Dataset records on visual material

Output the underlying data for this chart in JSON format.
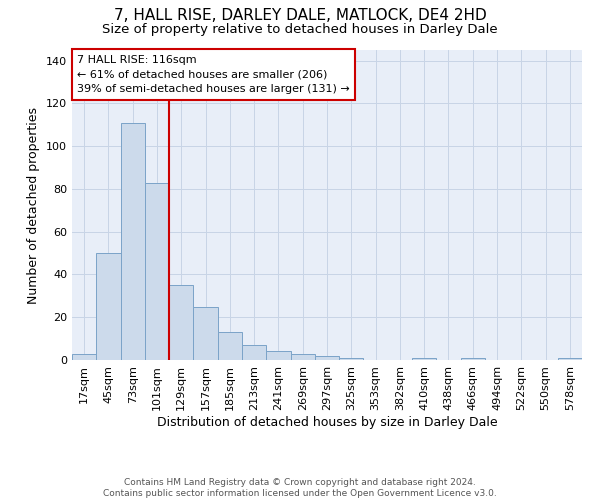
{
  "title": "7, HALL RISE, DARLEY DALE, MATLOCK, DE4 2HD",
  "subtitle": "Size of property relative to detached houses in Darley Dale",
  "xlabel": "Distribution of detached houses by size in Darley Dale",
  "ylabel": "Number of detached properties",
  "categories": [
    "17sqm",
    "45sqm",
    "73sqm",
    "101sqm",
    "129sqm",
    "157sqm",
    "185sqm",
    "213sqm",
    "241sqm",
    "269sqm",
    "297sqm",
    "325sqm",
    "353sqm",
    "382sqm",
    "410sqm",
    "438sqm",
    "466sqm",
    "494sqm",
    "522sqm",
    "550sqm",
    "578sqm"
  ],
  "values": [
    3,
    50,
    111,
    83,
    35,
    25,
    13,
    7,
    4,
    3,
    2,
    1,
    0,
    0,
    1,
    0,
    1,
    0,
    0,
    0,
    1
  ],
  "bar_color": "#ccdaeb",
  "bar_edge_color": "#7ba3c8",
  "grid_color": "#c8d4e6",
  "background_color": "#e8eef8",
  "vline_color": "#cc0000",
  "annotation_text": "7 HALL RISE: 116sqm\n← 61% of detached houses are smaller (206)\n39% of semi-detached houses are larger (131) →",
  "annotation_box_color": "#ffffff",
  "annotation_box_edge": "#cc0000",
  "ylim": [
    0,
    145
  ],
  "yticks": [
    0,
    20,
    40,
    60,
    80,
    100,
    120,
    140
  ],
  "footer": "Contains HM Land Registry data © Crown copyright and database right 2024.\nContains public sector information licensed under the Open Government Licence v3.0.",
  "title_fontsize": 11,
  "subtitle_fontsize": 9.5,
  "tick_fontsize": 8,
  "ylabel_fontsize": 9,
  "xlabel_fontsize": 9,
  "annotation_fontsize": 8,
  "footer_fontsize": 6.5
}
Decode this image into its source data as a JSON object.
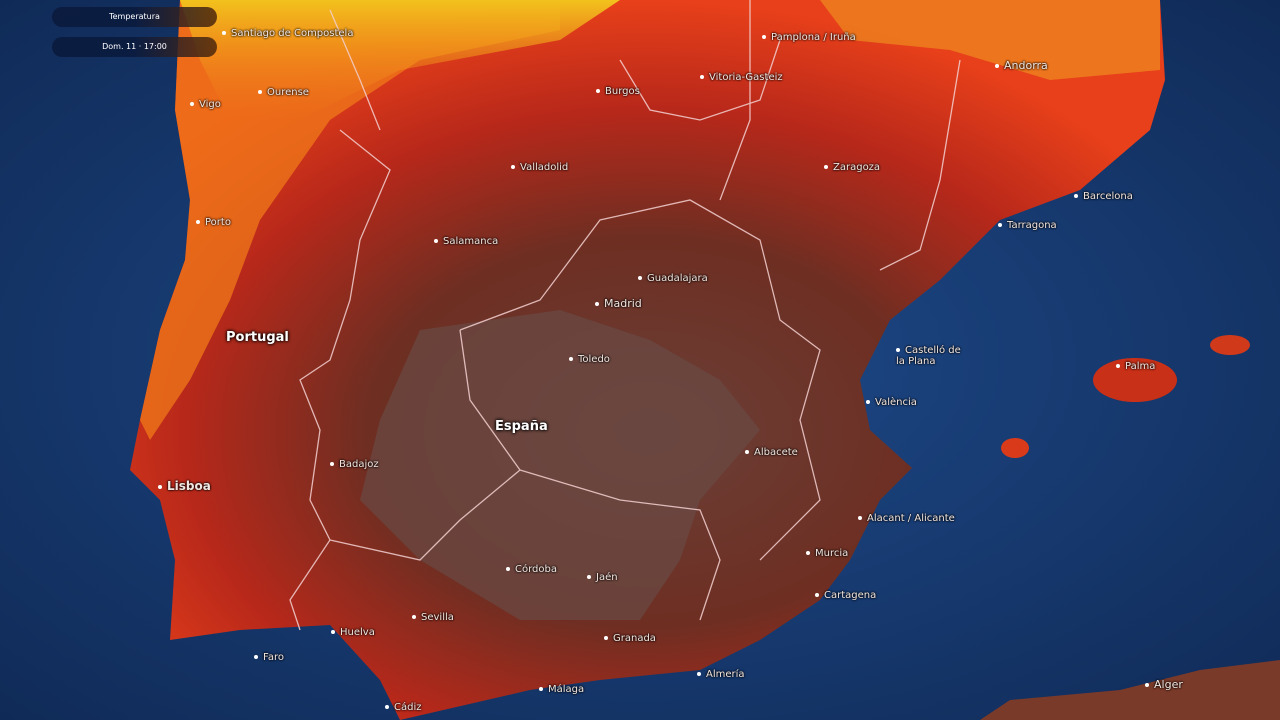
{
  "overlay": {
    "layer_label": "Temperatura",
    "time_label": "Dom. 11 · 17:00"
  },
  "colors": {
    "ocean": "#17366b",
    "deep_ocean": "#0e2650",
    "hot_interior": "#5e3530",
    "red": "#d8321a",
    "orange": "#f07a1a",
    "yellow": "#f2c21c",
    "borders": "#f3d0d0"
  },
  "countries": [
    "Portugal",
    "España",
    "Andorra"
  ],
  "cities": [
    "Santiago de Compostela",
    "Ourense",
    "Vigo",
    "Porto",
    "Burgos",
    "Vitoria-Gasteiz",
    "Pamplona / Iruña",
    "Zaragoza",
    "Valladolid",
    "Salamanca",
    "Barcelona",
    "Tarragona",
    "Guadalajara",
    "Madrid",
    "Toledo",
    "Castelló de la Plana",
    "València",
    "Palma",
    "Albacete",
    "Badajoz",
    "Lisboa",
    "Córdoba",
    "Jaén",
    "Sevilla",
    "Huelva",
    "Faro",
    "Cádiz",
    "Málaga",
    "Granada",
    "Almería",
    "Murcia",
    "Cartagena",
    "Alacant / Alicante",
    "Alger"
  ]
}
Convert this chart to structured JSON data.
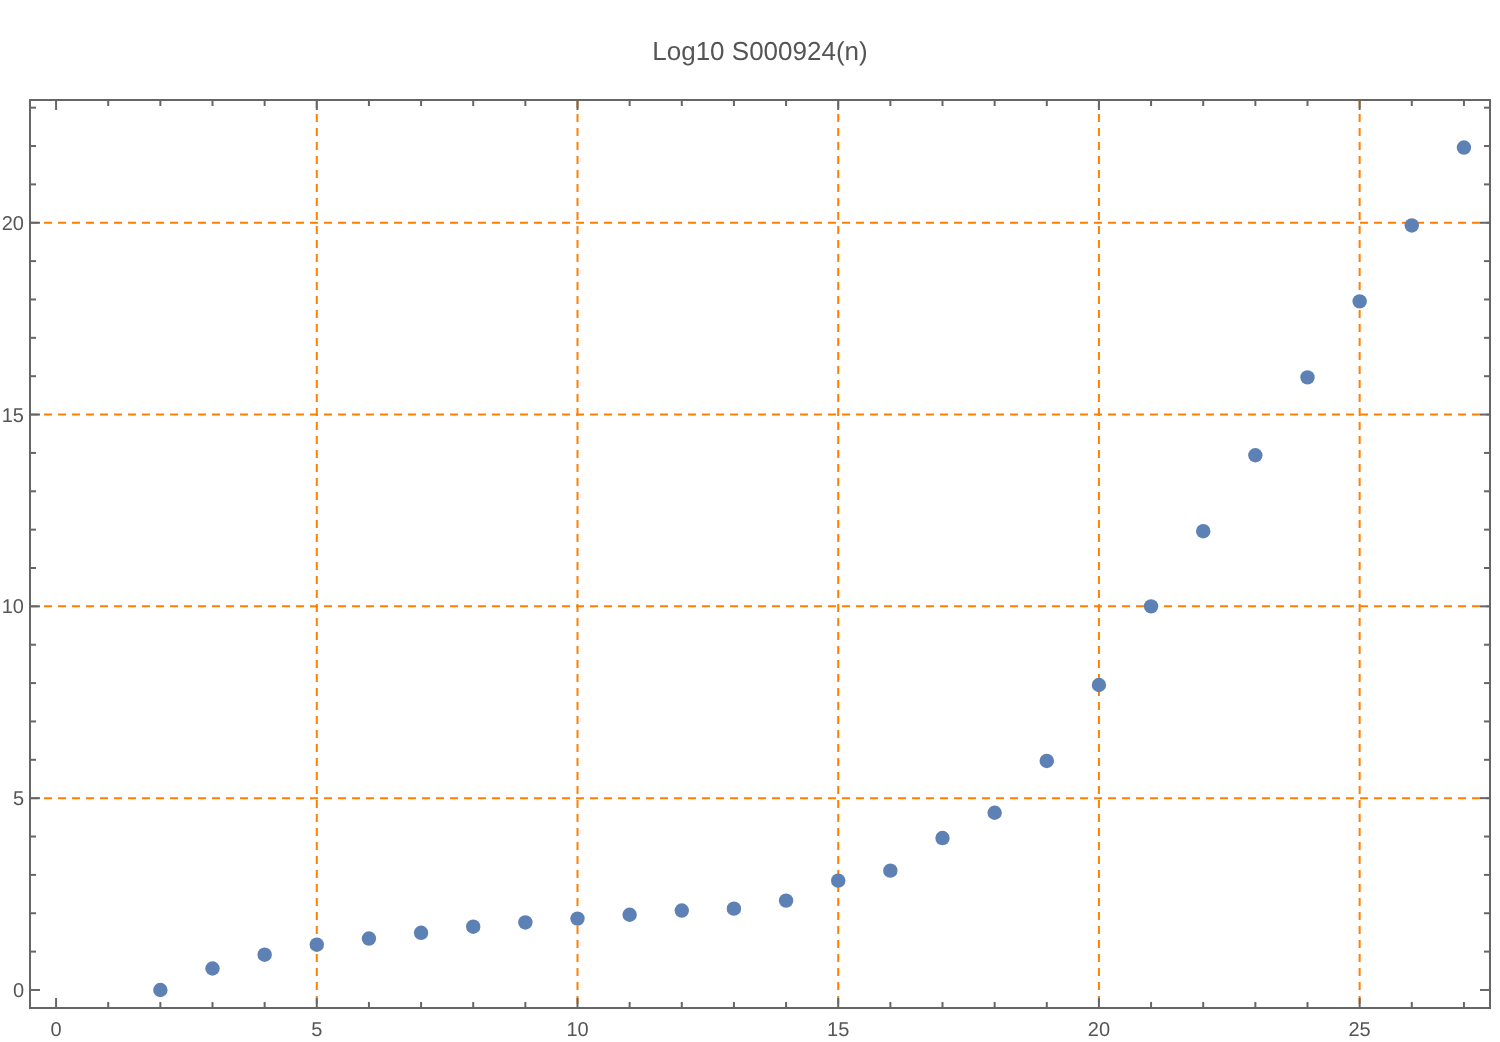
{
  "chart_data": {
    "type": "scatter",
    "title": "Log10 S000924(n)",
    "x": [
      2,
      3,
      4,
      5,
      6,
      7,
      8,
      9,
      10,
      11,
      12,
      13,
      14,
      15,
      16,
      17,
      18,
      19,
      20,
      21,
      22,
      23,
      24,
      25,
      26,
      27
    ],
    "values": [
      0,
      0.56,
      0.92,
      1.18,
      1.34,
      1.49,
      1.65,
      1.76,
      1.86,
      1.96,
      2.07,
      2.12,
      2.33,
      2.85,
      3.11,
      3.96,
      4.62,
      5.97,
      7.95,
      10,
      11.96,
      13.94,
      15.97,
      17.95,
      19.93,
      21.96
    ],
    "color": "#5e81b5",
    "marker": "circle",
    "grid": true,
    "xlim": [
      -0.5,
      27.5
    ],
    "ylim": [
      -0.47,
      23.2
    ],
    "xticks": [
      0,
      {
        "value": 1,
        "label": null
      },
      {
        "value": 2,
        "label": null
      },
      {
        "value": 3,
        "label": null
      },
      {
        "value": 4,
        "label": null
      },
      5,
      {
        "value": 6,
        "label": null
      },
      {
        "value": 7,
        "label": null
      },
      {
        "value": 8,
        "label": null
      },
      {
        "value": 9,
        "label": null
      },
      10,
      {
        "value": 11,
        "label": null
      },
      {
        "value": 12,
        "label": null
      },
      {
        "value": 13,
        "label": null
      },
      {
        "value": 14,
        "label": null
      },
      15,
      {
        "value": 16,
        "label": null
      },
      {
        "value": 17,
        "label": null
      },
      {
        "value": 18,
        "label": null
      },
      {
        "value": 19,
        "label": null
      },
      20,
      {
        "value": 21,
        "label": null
      },
      {
        "value": 22,
        "label": null
      },
      {
        "value": 23,
        "label": null
      },
      {
        "value": 24,
        "label": null
      },
      25,
      {
        "value": 26,
        "label": null
      },
      {
        "value": 27,
        "label": null
      }
    ],
    "yticks": [
      0,
      {
        "value": 1,
        "label": null
      },
      {
        "value": 2,
        "label": null
      },
      {
        "value": 3,
        "label": null
      },
      {
        "value": 4,
        "label": null
      },
      5,
      {
        "value": 6,
        "label": null
      },
      {
        "value": 7,
        "label": null
      },
      {
        "value": 8,
        "label": null
      },
      {
        "value": 9,
        "label": null
      },
      10,
      {
        "value": 11,
        "label": null
      },
      {
        "value": 12,
        "label": null
      },
      {
        "value": 13,
        "label": null
      },
      {
        "value": 14,
        "label": null
      },
      15,
      {
        "value": 16,
        "label": null
      },
      {
        "value": 17,
        "label": null
      },
      {
        "value": 18,
        "label": null
      },
      {
        "value": 19,
        "label": null
      },
      20,
      {
        "value": 21,
        "label": null
      },
      {
        "value": 22,
        "label": null
      },
      {
        "value": 23,
        "label": null
      }
    ]
  }
}
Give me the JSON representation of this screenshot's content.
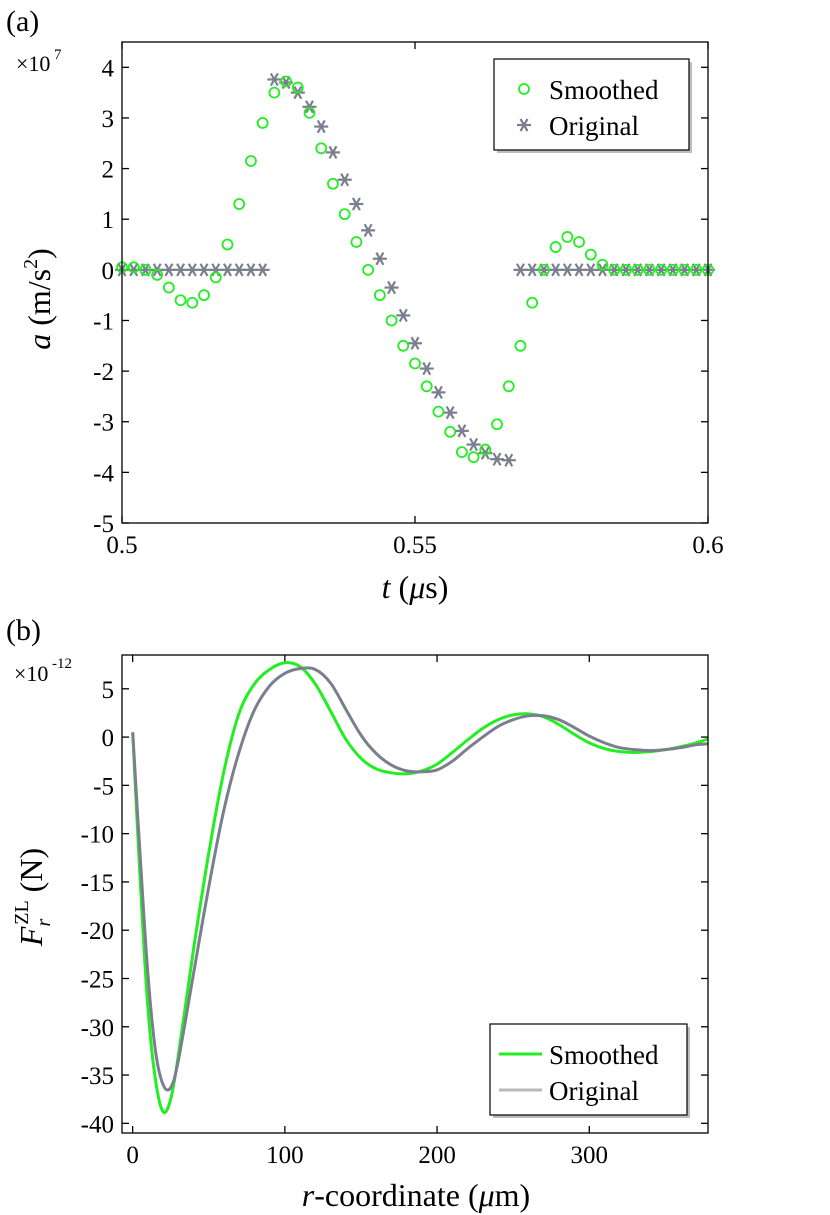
{
  "colors": {
    "smoothed": "#22ee22",
    "original": "#7a7f8e",
    "legend_original_line": "#b8b8b8",
    "axis": "#000000",
    "legend_shadow": "#bdbdbd"
  },
  "chart_data": [
    {
      "panel_label": "(a)",
      "type": "scatter",
      "title": "",
      "exponent_base": "×10",
      "exponent_power": "7",
      "xlabel": {
        "var": "t",
        "rest": " (",
        "mu": "μ",
        "unit": "s)"
      },
      "ylabel": {
        "var": "a",
        "unit_open": " (m/s",
        "power": "2",
        "unit_close": ")"
      },
      "xlim": [
        0.5,
        0.6
      ],
      "ylim": [
        -5,
        4.5
      ],
      "xticks": [
        0.5,
        0.55,
        0.6
      ],
      "xtick_labels": [
        "0.5",
        "0.55",
        "0.6"
      ],
      "yticks": [
        4,
        3,
        2,
        1,
        0,
        -1,
        -2,
        -3,
        -4,
        -5
      ],
      "ytick_labels": [
        "4",
        "3",
        "2",
        "1",
        "0",
        "-1",
        "-2",
        "-3",
        "-4",
        "-5"
      ],
      "legend_position": "top-right",
      "series": [
        {
          "name": "Smoothed",
          "marker": "circle",
          "x": [
            0.5,
            0.502,
            0.504,
            0.506,
            0.508,
            0.51,
            0.512,
            0.514,
            0.516,
            0.518,
            0.52,
            0.522,
            0.524,
            0.526,
            0.528,
            0.53,
            0.532,
            0.534,
            0.536,
            0.538,
            0.54,
            0.542,
            0.544,
            0.546,
            0.548,
            0.55,
            0.552,
            0.554,
            0.556,
            0.558,
            0.56,
            0.562,
            0.564,
            0.566,
            0.568,
            0.57,
            0.572,
            0.574,
            0.576,
            0.578,
            0.58,
            0.582,
            0.584,
            0.586,
            0.588,
            0.59,
            0.592,
            0.594,
            0.596,
            0.598,
            0.6
          ],
          "y": [
            0.05,
            0.05,
            0.0,
            -0.1,
            -0.35,
            -0.6,
            -0.65,
            -0.5,
            -0.15,
            0.5,
            1.3,
            2.15,
            2.9,
            3.5,
            3.72,
            3.6,
            3.1,
            2.4,
            1.7,
            1.1,
            0.55,
            0.0,
            -0.5,
            -1.0,
            -1.5,
            -1.85,
            -2.3,
            -2.8,
            -3.2,
            -3.6,
            -3.7,
            -3.55,
            -3.05,
            -2.3,
            -1.5,
            -0.65,
            0.0,
            0.45,
            0.65,
            0.55,
            0.3,
            0.1,
            0.0,
            0.0,
            0.0,
            0.0,
            0.0,
            0.0,
            0.0,
            0.0,
            0.0
          ]
        },
        {
          "name": "Original",
          "marker": "asterisk",
          "x": [
            0.5,
            0.502,
            0.504,
            0.506,
            0.508,
            0.51,
            0.512,
            0.514,
            0.516,
            0.518,
            0.52,
            0.522,
            0.524,
            0.526,
            0.528,
            0.53,
            0.532,
            0.534,
            0.536,
            0.538,
            0.54,
            0.542,
            0.544,
            0.546,
            0.548,
            0.55,
            0.552,
            0.554,
            0.556,
            0.558,
            0.56,
            0.562,
            0.564,
            0.566,
            0.568,
            0.57,
            0.572,
            0.574,
            0.576,
            0.578,
            0.58,
            0.582,
            0.584,
            0.586,
            0.588,
            0.59,
            0.592,
            0.594,
            0.596,
            0.598,
            0.6
          ],
          "y": [
            0,
            0,
            0,
            0,
            0,
            0,
            0,
            0,
            0,
            0,
            0,
            0,
            0,
            3.76,
            3.7,
            3.5,
            3.22,
            2.83,
            2.32,
            1.78,
            1.3,
            0.78,
            0.22,
            -0.35,
            -0.9,
            -1.45,
            -1.95,
            -2.42,
            -2.82,
            -3.18,
            -3.45,
            -3.62,
            -3.74,
            -3.76,
            0,
            0,
            0,
            0,
            0,
            0,
            0,
            0,
            0,
            0,
            0,
            0,
            0,
            0,
            0,
            0,
            0
          ]
        }
      ]
    },
    {
      "panel_label": "(b)",
      "type": "line",
      "title": "",
      "exponent_base": "×10",
      "exponent_power": "-12",
      "xlabel": {
        "var": "r",
        "rest": "-coordinate (",
        "mu": "μ",
        "unit": "m)"
      },
      "ylabel": {
        "var": "F",
        "sub": "r",
        "sup": "ZL",
        "unit": " (N)"
      },
      "xlim": [
        -7,
        378
      ],
      "ylim": [
        -41,
        8.5
      ],
      "xticks": [
        0,
        100,
        200,
        300
      ],
      "xtick_labels": [
        "0",
        "100",
        "200",
        "300"
      ],
      "yticks": [
        5,
        0,
        -5,
        -10,
        -15,
        -20,
        -25,
        -30,
        -35,
        -40
      ],
      "ytick_labels": [
        "5",
        "0",
        "-5",
        "-10",
        "-15",
        "-20",
        "-25",
        "-30",
        "-35",
        "-40"
      ],
      "legend_position": "bottom-right",
      "series": [
        {
          "name": "Smoothed",
          "x": [
            0,
            5,
            10,
            15,
            20,
            25,
            30,
            40,
            50,
            60,
            70,
            80,
            90,
            100,
            110,
            120,
            130,
            140,
            150,
            160,
            170,
            180,
            190,
            200,
            210,
            220,
            230,
            240,
            250,
            260,
            270,
            280,
            290,
            300,
            310,
            320,
            330,
            340,
            350,
            360,
            370,
            378
          ],
          "y": [
            0.5,
            -15,
            -28,
            -35.5,
            -38.8,
            -37.5,
            -33,
            -22,
            -12,
            -3.5,
            2.5,
            5.5,
            7.0,
            7.7,
            7.3,
            5.5,
            2.7,
            -0.2,
            -2.2,
            -3.3,
            -3.7,
            -3.8,
            -3.5,
            -2.8,
            -1.6,
            -0.3,
            0.9,
            1.8,
            2.3,
            2.4,
            2.1,
            1.3,
            0.3,
            -0.6,
            -1.2,
            -1.5,
            -1.6,
            -1.5,
            -1.3,
            -1.0,
            -0.6,
            -0.2
          ]
        },
        {
          "name": "Original",
          "x": [
            0,
            5,
            10,
            15,
            20,
            25,
            30,
            40,
            50,
            60,
            70,
            80,
            90,
            100,
            110,
            120,
            130,
            140,
            150,
            160,
            170,
            180,
            190,
            200,
            210,
            220,
            230,
            240,
            250,
            260,
            270,
            280,
            290,
            300,
            310,
            320,
            330,
            340,
            350,
            360,
            370,
            378
          ],
          "y": [
            0.5,
            -12.5,
            -24.5,
            -32.5,
            -36.0,
            -36.3,
            -33.5,
            -24.5,
            -15.5,
            -7.5,
            -1.5,
            2.8,
            5.3,
            6.6,
            7.1,
            7.0,
            5.6,
            2.9,
            0.2,
            -1.7,
            -2.9,
            -3.5,
            -3.6,
            -3.4,
            -2.5,
            -1.2,
            0.0,
            1.1,
            1.8,
            2.2,
            2.2,
            1.8,
            1.0,
            0.1,
            -0.6,
            -1.1,
            -1.3,
            -1.4,
            -1.3,
            -1.1,
            -0.8,
            -0.7
          ]
        }
      ]
    }
  ]
}
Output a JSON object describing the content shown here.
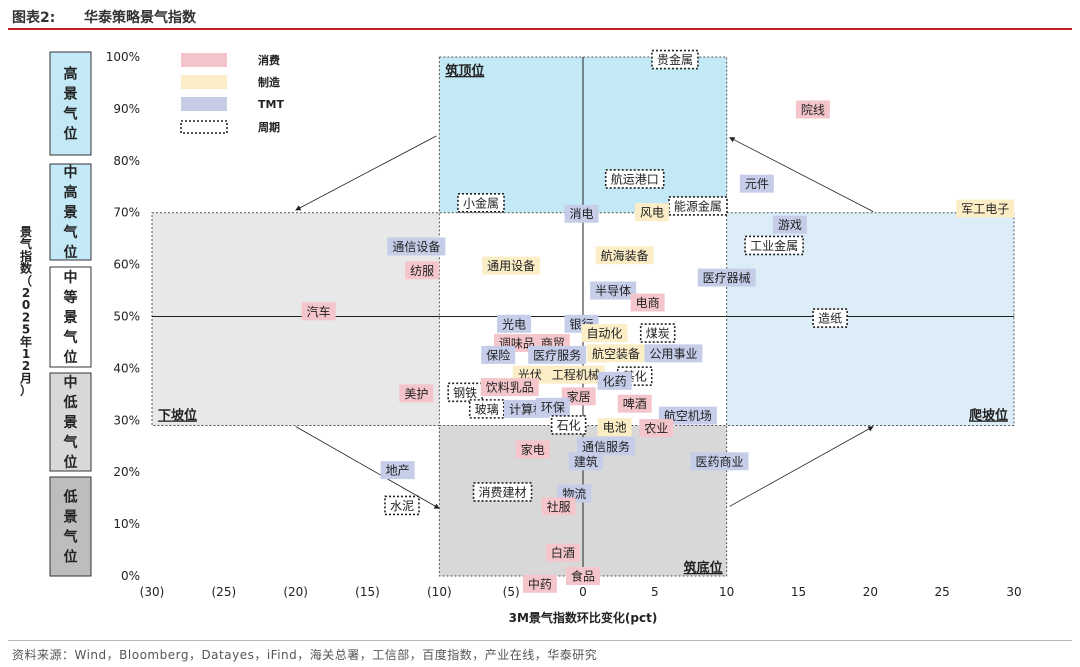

▶ _DIRECTIVE_
Gather every line from the listing above in which "this" appears, and copy those lines.

▶ _THE COMPLETED TASK_
Output the underlying data for this chart in JSON format.
Decode this image into its source data as a JSON object.
Convert this chart to structured JSON data.
Give me the JSON representation of this screenshot's content.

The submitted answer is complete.